- [Data listing]:
..........

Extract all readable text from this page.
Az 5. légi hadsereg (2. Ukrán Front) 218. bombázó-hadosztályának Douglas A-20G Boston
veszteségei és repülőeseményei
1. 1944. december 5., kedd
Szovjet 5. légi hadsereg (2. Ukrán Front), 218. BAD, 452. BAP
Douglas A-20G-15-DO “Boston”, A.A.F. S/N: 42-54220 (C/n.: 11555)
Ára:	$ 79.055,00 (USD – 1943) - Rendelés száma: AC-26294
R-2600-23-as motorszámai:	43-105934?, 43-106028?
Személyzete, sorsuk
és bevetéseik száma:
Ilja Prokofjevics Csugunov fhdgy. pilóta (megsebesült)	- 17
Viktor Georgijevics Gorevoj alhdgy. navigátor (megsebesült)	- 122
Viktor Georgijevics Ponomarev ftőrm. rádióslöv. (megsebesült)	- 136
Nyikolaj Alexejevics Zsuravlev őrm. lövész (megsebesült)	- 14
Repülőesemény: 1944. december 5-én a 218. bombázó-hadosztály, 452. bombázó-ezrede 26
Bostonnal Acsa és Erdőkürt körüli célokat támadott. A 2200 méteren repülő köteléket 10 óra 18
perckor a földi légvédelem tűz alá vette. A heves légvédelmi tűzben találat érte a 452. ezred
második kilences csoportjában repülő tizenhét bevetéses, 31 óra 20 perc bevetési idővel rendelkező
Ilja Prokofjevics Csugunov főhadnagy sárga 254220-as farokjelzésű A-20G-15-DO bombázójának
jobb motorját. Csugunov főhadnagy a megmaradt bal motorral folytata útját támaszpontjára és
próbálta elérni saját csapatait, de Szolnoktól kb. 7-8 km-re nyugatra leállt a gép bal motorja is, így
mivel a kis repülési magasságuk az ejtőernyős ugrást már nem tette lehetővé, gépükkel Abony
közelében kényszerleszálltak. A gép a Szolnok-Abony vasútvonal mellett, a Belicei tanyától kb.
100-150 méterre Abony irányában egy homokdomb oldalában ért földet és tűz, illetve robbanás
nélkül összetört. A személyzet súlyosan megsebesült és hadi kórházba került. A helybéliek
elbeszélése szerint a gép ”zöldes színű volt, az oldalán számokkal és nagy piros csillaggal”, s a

..........

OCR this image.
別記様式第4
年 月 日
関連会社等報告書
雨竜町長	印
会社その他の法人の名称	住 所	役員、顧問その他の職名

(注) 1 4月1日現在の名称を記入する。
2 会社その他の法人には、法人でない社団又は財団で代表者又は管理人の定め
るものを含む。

..........

- [Direction]: List the lines of the records where "Ukrán" occurs.

- [Finished answer]:
Az 5. légi hadsereg (2. Ukrán Front) 218. bombázó-hadosztályának Douglas A-20G Boston
Szovjet 5. légi hadsereg (2. Ukrán Front), 218. BAD, 452. BAP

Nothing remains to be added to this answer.